- [Records contained in a dataset]:

:::

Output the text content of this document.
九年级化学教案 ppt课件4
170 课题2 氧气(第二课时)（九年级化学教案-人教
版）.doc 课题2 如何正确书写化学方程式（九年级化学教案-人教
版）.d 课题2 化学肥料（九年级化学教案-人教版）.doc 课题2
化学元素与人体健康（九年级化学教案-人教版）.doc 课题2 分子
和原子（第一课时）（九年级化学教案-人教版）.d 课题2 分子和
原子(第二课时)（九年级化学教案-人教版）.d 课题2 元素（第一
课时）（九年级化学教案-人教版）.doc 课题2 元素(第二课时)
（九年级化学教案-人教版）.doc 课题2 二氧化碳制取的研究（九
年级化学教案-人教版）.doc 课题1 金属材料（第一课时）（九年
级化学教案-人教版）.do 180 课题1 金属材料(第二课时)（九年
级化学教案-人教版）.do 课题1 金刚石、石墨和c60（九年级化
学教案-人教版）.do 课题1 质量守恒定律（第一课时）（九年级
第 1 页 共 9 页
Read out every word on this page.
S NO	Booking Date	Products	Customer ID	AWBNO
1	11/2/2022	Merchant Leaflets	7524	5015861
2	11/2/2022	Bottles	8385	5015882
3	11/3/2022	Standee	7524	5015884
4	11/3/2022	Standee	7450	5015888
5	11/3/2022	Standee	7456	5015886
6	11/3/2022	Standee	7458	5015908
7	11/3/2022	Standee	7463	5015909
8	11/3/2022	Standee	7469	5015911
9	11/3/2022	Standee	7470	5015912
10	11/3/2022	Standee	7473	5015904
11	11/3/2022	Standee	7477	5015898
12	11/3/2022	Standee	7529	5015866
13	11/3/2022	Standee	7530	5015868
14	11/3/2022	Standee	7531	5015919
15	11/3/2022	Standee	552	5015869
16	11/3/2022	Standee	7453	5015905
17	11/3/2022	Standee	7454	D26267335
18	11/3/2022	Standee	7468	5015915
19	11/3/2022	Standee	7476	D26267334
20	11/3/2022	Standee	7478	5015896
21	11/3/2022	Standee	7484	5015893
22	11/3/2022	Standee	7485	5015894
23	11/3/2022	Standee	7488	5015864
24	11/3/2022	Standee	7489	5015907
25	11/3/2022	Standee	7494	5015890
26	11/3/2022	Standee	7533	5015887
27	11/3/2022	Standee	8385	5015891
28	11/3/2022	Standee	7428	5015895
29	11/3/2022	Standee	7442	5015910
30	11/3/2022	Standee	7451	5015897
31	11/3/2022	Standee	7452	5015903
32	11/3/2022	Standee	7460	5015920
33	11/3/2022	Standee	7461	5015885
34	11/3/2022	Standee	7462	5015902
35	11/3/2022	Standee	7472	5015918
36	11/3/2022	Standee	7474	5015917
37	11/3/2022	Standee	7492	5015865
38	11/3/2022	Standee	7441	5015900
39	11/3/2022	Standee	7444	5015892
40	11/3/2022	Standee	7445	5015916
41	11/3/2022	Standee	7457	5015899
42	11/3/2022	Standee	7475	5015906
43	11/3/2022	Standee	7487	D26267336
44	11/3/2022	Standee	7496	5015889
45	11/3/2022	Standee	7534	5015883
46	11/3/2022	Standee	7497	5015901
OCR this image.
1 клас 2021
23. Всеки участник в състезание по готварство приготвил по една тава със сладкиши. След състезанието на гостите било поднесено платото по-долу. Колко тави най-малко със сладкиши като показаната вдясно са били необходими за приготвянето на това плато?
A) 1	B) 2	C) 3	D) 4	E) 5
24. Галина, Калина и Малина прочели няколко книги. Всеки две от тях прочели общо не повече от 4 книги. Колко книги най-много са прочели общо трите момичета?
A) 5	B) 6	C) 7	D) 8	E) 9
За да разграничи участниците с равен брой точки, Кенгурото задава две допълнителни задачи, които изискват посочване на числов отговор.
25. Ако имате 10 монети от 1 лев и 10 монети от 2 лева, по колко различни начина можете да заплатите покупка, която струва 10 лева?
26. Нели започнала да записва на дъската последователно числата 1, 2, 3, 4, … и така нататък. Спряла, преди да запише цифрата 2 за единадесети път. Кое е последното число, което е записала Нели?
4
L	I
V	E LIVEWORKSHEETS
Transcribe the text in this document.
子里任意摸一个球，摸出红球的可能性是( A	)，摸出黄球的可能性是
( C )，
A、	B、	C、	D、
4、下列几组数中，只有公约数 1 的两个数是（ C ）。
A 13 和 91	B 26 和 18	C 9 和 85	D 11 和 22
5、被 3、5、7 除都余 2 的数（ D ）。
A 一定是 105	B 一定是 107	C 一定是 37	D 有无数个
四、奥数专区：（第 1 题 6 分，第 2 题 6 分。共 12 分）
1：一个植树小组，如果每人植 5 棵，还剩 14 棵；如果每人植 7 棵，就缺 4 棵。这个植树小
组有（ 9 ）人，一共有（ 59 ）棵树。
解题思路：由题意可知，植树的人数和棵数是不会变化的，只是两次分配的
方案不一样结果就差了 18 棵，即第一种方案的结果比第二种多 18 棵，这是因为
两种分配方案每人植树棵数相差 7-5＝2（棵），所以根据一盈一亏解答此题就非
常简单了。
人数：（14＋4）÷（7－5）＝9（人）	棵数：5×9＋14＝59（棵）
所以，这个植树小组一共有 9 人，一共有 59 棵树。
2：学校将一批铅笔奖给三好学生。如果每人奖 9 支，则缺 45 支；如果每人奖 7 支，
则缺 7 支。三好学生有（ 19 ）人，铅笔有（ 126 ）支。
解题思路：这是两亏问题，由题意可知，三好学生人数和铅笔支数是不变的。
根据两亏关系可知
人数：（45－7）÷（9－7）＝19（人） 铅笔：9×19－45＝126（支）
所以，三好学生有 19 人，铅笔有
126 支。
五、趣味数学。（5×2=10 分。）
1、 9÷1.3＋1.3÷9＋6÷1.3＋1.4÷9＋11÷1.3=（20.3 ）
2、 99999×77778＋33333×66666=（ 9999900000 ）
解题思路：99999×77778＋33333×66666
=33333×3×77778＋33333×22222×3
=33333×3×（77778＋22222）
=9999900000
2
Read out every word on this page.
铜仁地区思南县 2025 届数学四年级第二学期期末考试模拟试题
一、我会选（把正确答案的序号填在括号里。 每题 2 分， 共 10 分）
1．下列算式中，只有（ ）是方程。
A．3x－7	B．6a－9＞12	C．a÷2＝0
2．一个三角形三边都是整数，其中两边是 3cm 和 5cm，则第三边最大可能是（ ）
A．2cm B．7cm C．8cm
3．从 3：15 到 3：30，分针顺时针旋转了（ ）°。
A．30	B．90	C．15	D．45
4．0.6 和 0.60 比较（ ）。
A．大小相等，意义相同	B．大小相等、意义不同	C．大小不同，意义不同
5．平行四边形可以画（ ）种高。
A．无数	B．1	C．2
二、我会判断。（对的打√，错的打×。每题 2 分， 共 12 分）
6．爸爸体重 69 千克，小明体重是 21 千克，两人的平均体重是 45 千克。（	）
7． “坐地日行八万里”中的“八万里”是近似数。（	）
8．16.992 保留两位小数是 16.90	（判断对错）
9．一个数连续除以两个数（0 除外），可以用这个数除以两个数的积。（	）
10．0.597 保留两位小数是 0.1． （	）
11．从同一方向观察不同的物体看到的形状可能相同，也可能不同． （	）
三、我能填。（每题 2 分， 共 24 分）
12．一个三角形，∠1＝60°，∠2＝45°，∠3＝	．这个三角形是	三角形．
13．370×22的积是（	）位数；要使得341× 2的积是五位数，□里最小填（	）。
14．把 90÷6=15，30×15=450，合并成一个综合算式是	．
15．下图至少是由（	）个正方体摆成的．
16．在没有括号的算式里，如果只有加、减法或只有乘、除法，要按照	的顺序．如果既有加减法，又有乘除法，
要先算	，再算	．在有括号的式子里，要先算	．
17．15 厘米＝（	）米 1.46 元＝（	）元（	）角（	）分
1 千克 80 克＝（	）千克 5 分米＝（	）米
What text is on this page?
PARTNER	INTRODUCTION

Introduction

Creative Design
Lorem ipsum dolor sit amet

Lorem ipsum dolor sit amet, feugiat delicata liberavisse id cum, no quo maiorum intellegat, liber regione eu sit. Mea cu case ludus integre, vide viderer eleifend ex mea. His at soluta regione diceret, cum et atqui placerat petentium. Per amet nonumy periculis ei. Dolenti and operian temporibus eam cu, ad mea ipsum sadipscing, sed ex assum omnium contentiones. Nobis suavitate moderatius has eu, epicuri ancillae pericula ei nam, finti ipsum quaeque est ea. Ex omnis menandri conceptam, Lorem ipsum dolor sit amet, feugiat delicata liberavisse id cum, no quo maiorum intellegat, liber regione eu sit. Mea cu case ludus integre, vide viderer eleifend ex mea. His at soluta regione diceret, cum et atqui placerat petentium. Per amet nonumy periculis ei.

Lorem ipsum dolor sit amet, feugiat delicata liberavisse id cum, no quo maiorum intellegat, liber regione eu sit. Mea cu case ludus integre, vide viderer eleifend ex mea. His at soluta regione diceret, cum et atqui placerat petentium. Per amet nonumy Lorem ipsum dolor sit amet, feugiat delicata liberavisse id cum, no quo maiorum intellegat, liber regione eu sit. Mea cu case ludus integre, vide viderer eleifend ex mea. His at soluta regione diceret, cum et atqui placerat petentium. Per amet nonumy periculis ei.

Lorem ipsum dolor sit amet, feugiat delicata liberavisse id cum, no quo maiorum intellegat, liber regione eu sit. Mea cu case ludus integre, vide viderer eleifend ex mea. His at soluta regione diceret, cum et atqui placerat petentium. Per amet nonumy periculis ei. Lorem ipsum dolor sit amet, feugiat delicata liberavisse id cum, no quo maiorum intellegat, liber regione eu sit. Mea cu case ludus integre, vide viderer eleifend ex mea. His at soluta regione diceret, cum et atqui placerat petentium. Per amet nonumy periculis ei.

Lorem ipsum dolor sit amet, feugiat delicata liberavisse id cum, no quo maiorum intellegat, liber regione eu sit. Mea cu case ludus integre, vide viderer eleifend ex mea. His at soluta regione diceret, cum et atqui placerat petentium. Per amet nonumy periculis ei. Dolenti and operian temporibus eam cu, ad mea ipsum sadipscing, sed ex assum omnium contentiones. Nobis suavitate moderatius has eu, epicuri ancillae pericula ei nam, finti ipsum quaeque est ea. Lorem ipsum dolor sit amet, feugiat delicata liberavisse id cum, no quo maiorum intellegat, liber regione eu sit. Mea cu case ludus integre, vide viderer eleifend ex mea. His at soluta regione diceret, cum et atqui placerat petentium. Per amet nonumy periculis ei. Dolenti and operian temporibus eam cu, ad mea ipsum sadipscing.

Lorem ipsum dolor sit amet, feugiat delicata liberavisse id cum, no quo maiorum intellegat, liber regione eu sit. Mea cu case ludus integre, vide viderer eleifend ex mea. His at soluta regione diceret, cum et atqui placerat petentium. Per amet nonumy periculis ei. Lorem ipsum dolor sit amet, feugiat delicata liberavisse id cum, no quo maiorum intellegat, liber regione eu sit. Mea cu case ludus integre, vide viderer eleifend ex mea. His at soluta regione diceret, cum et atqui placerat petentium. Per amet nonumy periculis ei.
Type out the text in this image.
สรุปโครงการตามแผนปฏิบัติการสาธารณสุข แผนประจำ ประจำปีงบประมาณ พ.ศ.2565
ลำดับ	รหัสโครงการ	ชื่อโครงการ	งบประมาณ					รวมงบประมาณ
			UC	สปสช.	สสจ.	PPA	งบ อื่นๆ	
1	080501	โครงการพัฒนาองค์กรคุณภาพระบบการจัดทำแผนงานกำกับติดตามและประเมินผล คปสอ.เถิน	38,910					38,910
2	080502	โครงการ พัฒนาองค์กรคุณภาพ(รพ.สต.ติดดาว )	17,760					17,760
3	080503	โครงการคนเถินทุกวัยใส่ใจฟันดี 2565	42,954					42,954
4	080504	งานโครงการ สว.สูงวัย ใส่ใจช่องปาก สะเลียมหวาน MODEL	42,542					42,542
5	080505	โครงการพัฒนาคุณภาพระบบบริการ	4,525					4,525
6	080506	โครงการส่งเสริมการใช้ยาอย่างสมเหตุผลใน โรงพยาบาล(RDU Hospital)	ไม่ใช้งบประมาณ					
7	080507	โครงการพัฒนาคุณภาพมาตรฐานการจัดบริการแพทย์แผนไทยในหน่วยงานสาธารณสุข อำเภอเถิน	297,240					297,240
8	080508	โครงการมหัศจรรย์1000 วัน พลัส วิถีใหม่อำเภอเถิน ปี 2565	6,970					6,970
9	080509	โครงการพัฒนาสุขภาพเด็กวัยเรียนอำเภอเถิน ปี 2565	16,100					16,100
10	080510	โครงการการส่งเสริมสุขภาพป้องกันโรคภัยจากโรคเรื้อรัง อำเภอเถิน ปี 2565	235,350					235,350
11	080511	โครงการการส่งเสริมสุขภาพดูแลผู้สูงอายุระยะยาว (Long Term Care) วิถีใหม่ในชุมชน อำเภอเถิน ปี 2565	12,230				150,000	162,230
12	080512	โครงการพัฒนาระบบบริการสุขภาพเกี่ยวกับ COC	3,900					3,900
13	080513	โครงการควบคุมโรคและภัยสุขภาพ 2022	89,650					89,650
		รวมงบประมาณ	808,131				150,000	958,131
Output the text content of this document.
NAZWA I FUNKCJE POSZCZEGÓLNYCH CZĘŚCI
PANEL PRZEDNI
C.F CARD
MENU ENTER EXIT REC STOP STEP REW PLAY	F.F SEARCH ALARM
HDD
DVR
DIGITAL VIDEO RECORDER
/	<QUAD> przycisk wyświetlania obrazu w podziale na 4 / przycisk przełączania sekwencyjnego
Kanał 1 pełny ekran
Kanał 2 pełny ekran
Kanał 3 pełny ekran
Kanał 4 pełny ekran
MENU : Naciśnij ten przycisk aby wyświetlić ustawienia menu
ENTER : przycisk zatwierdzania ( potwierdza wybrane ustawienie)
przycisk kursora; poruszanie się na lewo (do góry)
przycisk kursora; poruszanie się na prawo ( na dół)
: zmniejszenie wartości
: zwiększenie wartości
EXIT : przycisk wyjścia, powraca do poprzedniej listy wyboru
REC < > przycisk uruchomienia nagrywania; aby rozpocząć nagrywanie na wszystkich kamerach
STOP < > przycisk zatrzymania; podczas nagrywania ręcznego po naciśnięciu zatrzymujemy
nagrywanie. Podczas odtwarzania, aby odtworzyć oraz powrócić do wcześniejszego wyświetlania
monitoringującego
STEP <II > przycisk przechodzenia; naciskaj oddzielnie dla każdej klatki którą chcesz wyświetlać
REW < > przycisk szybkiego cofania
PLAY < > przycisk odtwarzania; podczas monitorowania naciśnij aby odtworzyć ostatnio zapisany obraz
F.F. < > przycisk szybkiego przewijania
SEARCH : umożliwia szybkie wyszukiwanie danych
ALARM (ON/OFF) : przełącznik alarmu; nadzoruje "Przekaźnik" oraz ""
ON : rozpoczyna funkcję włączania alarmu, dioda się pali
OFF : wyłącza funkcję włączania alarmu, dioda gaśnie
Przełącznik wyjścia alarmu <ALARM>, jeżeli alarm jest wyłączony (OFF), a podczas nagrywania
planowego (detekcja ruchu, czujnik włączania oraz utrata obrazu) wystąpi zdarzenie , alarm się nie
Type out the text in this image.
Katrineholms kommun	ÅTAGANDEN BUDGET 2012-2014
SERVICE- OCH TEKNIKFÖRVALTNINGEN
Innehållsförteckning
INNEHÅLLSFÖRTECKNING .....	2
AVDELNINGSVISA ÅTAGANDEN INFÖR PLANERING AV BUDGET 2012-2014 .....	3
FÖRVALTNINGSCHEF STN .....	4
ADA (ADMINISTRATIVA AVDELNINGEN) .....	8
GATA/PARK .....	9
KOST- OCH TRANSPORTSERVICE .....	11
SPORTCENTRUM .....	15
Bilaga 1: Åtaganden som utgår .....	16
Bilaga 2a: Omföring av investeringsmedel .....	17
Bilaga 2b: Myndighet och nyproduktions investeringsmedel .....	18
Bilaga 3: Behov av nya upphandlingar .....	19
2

:::

- [YOUR OBJECTIVE]:
Using the entries above, find all lines with "obrazu". Copy them.

- [COMPLETE RESPONSE]:
/	<QUAD> przycisk wyświetlania obrazu w podziale na 4 / przycisk przełączania sekwencyjnego
planowego (detekcja ruchu, czujnik włączania oraz utrata obrazu) wystąpi zdarzenie , alarm się nie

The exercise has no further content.